Data shown:
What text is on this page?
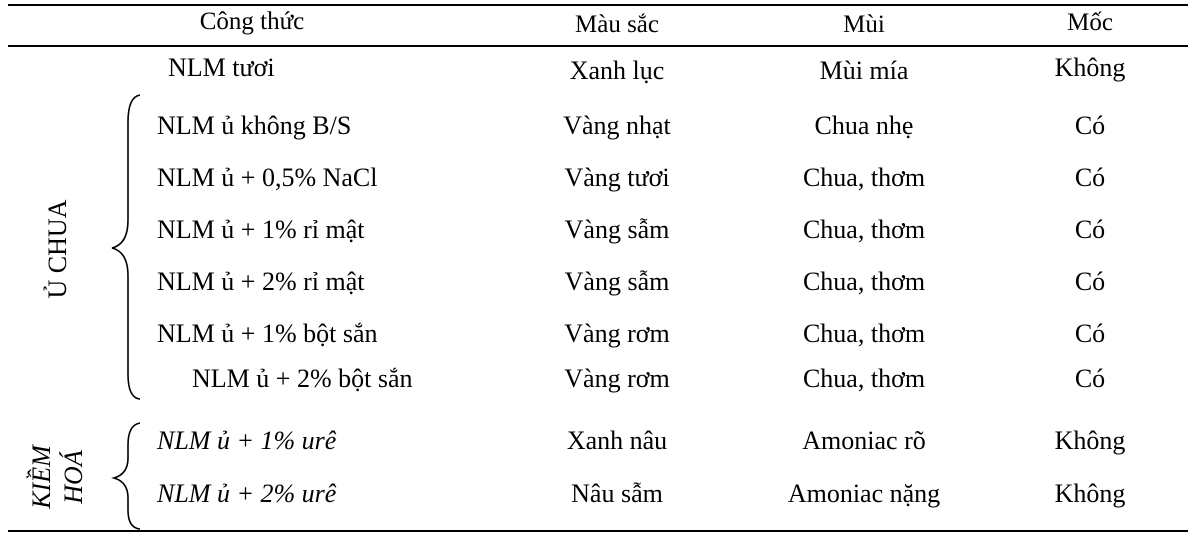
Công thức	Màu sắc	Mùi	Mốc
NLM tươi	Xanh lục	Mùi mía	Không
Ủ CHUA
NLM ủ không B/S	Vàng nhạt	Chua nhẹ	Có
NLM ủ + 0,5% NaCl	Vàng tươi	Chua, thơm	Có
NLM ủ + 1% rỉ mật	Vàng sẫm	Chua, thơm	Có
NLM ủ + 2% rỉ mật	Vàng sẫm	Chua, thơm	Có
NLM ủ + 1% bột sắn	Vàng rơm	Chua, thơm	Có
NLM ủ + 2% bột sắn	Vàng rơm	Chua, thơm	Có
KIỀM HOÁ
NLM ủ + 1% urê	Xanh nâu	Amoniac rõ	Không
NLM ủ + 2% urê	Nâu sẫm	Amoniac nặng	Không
* * *
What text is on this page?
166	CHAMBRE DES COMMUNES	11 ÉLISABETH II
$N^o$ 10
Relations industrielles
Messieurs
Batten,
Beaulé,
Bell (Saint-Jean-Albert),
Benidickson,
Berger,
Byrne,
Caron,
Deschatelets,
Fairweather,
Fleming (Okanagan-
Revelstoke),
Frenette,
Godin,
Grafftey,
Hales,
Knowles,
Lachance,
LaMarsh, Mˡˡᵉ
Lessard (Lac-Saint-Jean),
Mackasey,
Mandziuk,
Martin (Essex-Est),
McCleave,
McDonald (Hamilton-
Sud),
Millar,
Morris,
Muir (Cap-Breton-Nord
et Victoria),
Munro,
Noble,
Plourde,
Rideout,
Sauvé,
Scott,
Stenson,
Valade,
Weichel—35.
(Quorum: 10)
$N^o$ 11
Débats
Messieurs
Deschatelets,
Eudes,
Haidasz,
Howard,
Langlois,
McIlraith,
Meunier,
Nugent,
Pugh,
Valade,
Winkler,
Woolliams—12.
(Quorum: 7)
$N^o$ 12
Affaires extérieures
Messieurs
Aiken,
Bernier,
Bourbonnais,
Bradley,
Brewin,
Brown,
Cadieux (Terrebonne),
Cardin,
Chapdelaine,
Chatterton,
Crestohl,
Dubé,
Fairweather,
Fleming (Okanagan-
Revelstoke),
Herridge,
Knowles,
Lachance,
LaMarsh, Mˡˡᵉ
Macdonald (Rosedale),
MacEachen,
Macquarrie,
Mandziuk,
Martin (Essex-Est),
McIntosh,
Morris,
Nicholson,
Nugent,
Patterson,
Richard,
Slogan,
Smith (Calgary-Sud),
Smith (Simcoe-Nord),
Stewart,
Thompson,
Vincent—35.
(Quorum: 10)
---
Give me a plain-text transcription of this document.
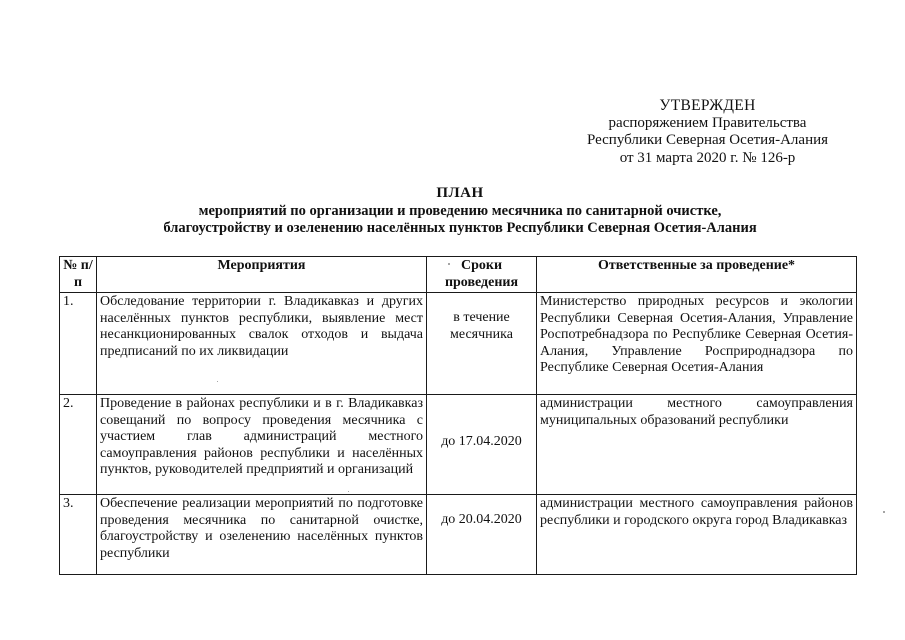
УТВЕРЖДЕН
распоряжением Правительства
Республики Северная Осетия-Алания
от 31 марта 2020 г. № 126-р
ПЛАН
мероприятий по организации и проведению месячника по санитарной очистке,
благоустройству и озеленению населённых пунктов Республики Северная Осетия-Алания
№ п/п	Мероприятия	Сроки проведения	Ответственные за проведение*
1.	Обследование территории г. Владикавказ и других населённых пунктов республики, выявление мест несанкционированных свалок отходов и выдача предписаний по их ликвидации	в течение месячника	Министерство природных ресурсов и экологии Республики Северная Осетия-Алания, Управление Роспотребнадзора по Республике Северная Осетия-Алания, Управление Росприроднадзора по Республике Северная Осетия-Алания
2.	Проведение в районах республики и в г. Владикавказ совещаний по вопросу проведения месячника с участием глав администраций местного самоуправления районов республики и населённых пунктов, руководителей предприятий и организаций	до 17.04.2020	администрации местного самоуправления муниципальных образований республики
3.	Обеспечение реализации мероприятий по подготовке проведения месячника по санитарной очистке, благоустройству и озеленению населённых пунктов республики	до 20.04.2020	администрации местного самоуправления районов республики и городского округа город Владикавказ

What you are asked to do: Only lines with the word "Smith" are wanted, so copy each one from the records.

Solution for this exercise:
Smith (Calgary-Sud),
Smith (Simcoe-Nord),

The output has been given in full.